WHAT THE TASK ASKS -
Return every line below as is, leaving out the pictures.

──────────

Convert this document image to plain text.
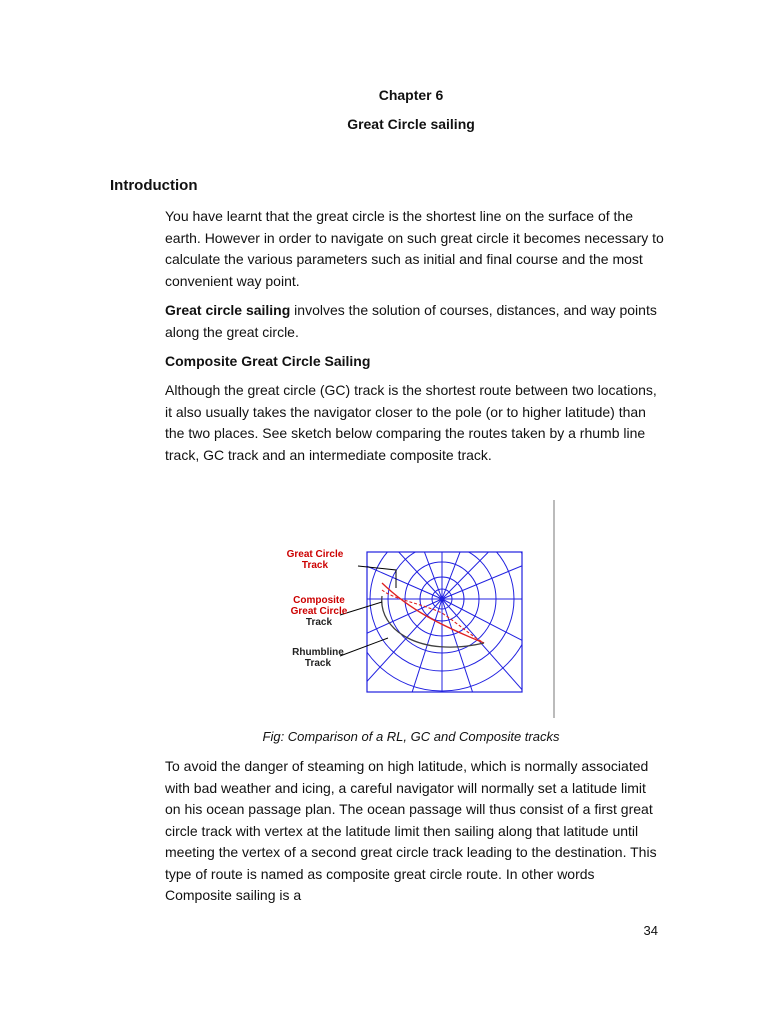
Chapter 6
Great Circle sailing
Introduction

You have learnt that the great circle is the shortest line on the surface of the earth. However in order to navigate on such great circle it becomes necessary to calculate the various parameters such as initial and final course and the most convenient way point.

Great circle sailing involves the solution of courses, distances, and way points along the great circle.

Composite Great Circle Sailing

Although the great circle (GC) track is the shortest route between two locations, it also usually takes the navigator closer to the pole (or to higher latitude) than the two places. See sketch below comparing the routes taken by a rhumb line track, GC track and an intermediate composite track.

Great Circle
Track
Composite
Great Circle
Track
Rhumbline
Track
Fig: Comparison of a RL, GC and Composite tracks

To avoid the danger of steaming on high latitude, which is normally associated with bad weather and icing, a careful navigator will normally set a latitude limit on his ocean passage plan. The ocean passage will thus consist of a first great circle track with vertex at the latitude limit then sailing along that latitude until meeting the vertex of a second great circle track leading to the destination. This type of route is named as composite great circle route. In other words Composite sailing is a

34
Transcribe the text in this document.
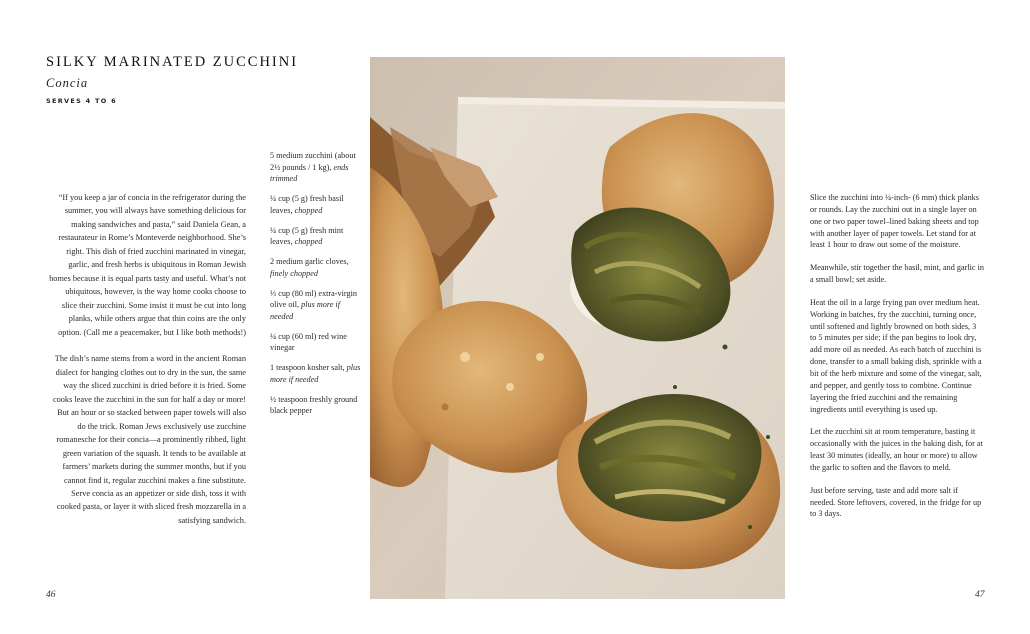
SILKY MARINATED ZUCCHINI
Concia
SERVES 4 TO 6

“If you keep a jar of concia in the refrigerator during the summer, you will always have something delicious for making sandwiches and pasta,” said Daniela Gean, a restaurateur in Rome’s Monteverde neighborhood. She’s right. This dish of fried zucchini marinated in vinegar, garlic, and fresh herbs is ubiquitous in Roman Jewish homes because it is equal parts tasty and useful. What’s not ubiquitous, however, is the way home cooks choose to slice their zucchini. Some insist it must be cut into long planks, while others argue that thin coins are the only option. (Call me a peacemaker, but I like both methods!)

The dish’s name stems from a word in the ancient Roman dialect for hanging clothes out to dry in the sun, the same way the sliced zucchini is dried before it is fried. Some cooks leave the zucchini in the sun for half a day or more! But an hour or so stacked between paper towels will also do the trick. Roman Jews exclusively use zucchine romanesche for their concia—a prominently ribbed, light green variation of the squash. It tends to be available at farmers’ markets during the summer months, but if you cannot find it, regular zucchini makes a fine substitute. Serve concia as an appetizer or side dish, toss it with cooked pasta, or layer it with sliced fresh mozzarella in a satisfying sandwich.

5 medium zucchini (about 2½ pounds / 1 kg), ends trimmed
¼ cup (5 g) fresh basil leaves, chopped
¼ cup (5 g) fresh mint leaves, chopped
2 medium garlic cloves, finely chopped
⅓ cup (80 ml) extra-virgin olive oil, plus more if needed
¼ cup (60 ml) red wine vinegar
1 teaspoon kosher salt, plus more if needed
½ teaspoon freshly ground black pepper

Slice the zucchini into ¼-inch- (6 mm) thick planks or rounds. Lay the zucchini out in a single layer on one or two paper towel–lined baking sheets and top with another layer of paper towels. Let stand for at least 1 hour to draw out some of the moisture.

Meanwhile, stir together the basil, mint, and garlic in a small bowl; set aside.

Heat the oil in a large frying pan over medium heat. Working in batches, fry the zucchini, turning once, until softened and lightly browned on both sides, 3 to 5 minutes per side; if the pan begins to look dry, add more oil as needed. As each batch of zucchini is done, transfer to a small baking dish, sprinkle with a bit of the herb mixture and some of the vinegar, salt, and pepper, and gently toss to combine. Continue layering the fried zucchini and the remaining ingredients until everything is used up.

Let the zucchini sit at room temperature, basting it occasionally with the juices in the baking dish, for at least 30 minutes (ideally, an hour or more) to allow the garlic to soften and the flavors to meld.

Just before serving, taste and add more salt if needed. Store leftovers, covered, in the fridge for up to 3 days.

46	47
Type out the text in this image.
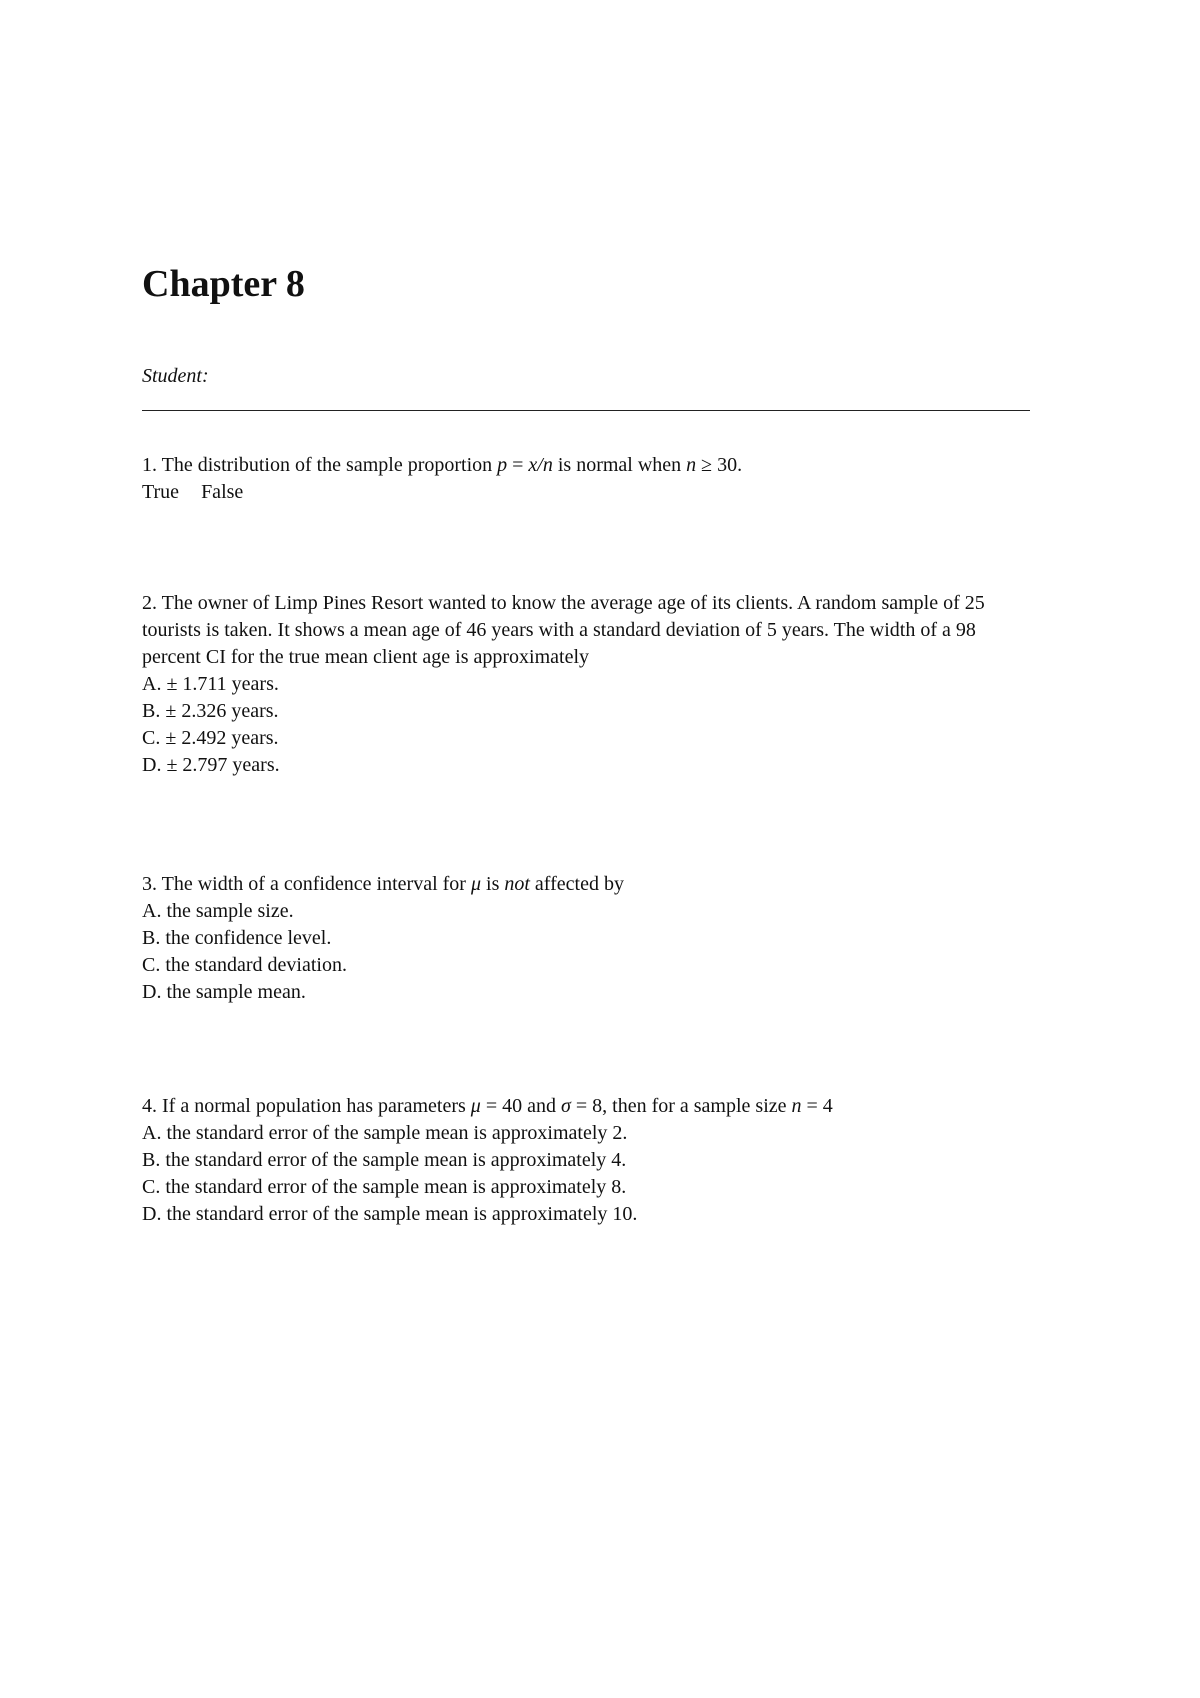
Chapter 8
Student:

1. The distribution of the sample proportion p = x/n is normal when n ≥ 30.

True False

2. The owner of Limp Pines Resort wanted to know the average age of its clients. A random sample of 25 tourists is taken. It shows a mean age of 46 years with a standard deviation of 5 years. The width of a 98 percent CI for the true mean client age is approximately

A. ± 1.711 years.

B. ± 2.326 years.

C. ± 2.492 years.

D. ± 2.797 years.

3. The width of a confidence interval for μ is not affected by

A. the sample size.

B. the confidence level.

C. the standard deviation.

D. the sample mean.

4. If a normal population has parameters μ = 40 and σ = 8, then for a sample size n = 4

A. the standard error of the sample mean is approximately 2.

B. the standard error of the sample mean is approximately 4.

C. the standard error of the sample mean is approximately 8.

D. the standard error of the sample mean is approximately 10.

──────────

REPLY TO THE TASK -
Convert this document image to plain text.
Chapter 6
Great Circle sailing
Introduction

You have learnt that the great circle is the shortest line on the surface of the earth. However in order to navigate on such great circle it becomes necessary to calculate the various parameters such as initial and final course and the most convenient way point.

Great circle sailing involves the solution of courses, distances, and way points along the great circle.

Composite Great Circle Sailing

Although the great circle (GC) track is the shortest route between two locations, it also usually takes the navigator closer to the pole (or to higher latitude) than the two places. See sketch below comparing the routes taken by a rhumb line track, GC track and an intermediate composite track.

Great Circle
Track
Composite
Great Circle
Track
Rhumbline
Track
Fig: Comparison of a RL, GC and Composite tracks

To avoid the danger of steaming on high latitude, which is normally associated with bad weather and icing, a careful navigator will normally set a latitude limit on his ocean passage plan. The ocean passage will thus consist of a first great circle track with vertex at the latitude limit then sailing along that latitude until meeting the vertex of a second great circle track leading to the destination. This type of route is named as composite great circle route. In other words Composite sailing is a

34
Transcribe the text in this document.
SILKY MARINATED ZUCCHINI
Concia
SERVES 4 TO 6

“If you keep a jar of concia in the refrigerator during the summer, you will always have something delicious for making sandwiches and pasta,” said Daniela Gean, a restaurateur in Rome’s Monteverde neighborhood. She’s right. This dish of fried zucchini marinated in vinegar, garlic, and fresh herbs is ubiquitous in Roman Jewish homes because it is equal parts tasty and useful. What’s not ubiquitous, however, is the way home cooks choose to slice their zucchini. Some insist it must be cut into long planks, while others argue that thin coins are the only option. (Call me a peacemaker, but I like both methods!)

The dish’s name stems from a word in the ancient Roman dialect for hanging clothes out to dry in the sun, the same way the sliced zucchini is dried before it is fried. Some cooks leave the zucchini in the sun for half a day or more! But an hour or so stacked between paper towels will also do the trick. Roman Jews exclusively use zucchine romanesche for their concia—a prominently ribbed, light green variation of the squash. It tends to be available at farmers’ markets during the summer months, but if you cannot find it, regular zucchini makes a fine substitute. Serve concia as an appetizer or side dish, toss it with cooked pasta, or layer it with sliced fresh mozzarella in a satisfying sandwich.

5 medium zucchini (about 2½ pounds / 1 kg), ends trimmed
¼ cup (5 g) fresh basil leaves, chopped
¼ cup (5 g) fresh mint leaves, chopped
2 medium garlic cloves, finely chopped
⅓ cup (80 ml) extra-virgin olive oil, plus more if needed
¼ cup (60 ml) red wine vinegar
1 teaspoon kosher salt, plus more if needed
½ teaspoon freshly ground black pepper

Slice the zucchini into ¼-inch- (6 mm) thick planks or rounds. Lay the zucchini out in a single layer on one or two paper towel–lined baking sheets and top with another layer of paper towels. Let stand for at least 1 hour to draw out some of the moisture.

Meanwhile, stir together the basil, mint, and garlic in a small bowl; set aside.

Heat the oil in a large frying pan over medium heat. Working in batches, fry the zucchini, turning once, until softened and lightly browned on both sides, 3 to 5 minutes per side; if the pan begins to look dry, add more oil as needed. As each batch of zucchini is done, transfer to a small baking dish, sprinkle with a bit of the herb mixture and some of the vinegar, salt, and pepper, and gently toss to combine. Continue layering the fried zucchini and the remaining ingredients until everything is used up.

Let the zucchini sit at room temperature, basting it occasionally with the juices in the baking dish, for at least 30 minutes (ideally, an hour or more) to allow the garlic to soften and the flavors to meld.

Just before serving, taste and add more salt if needed. Store leftovers, covered, in the fridge for up to 3 days.

46	47
Type out the text in this image.
Chapter 8
Student:

1. The distribution of the sample proportion p = x/n is normal when n ≥ 30.

True False

2. The owner of Limp Pines Resort wanted to know the average age of its clients. A random sample of 25 tourists is taken. It shows a mean age of 46 years with a standard deviation of 5 years. The width of a 98 percent CI for the true mean client age is approximately

A. ± 1.711 years.

B. ± 2.326 years.

C. ± 2.492 years.

D. ± 2.797 years.

3. The width of a confidence interval for μ is not affected by

A. the sample size.

B. the confidence level.

C. the standard deviation.

D. the sample mean.

4. If a normal population has parameters μ = 40 and σ = 8, then for a sample size n = 4

A. the standard error of the sample mean is approximately 2.

B. the standard error of the sample mean is approximately 4.

C. the standard error of the sample mean is approximately 8.

D. the standard error of the sample mean is approximately 10.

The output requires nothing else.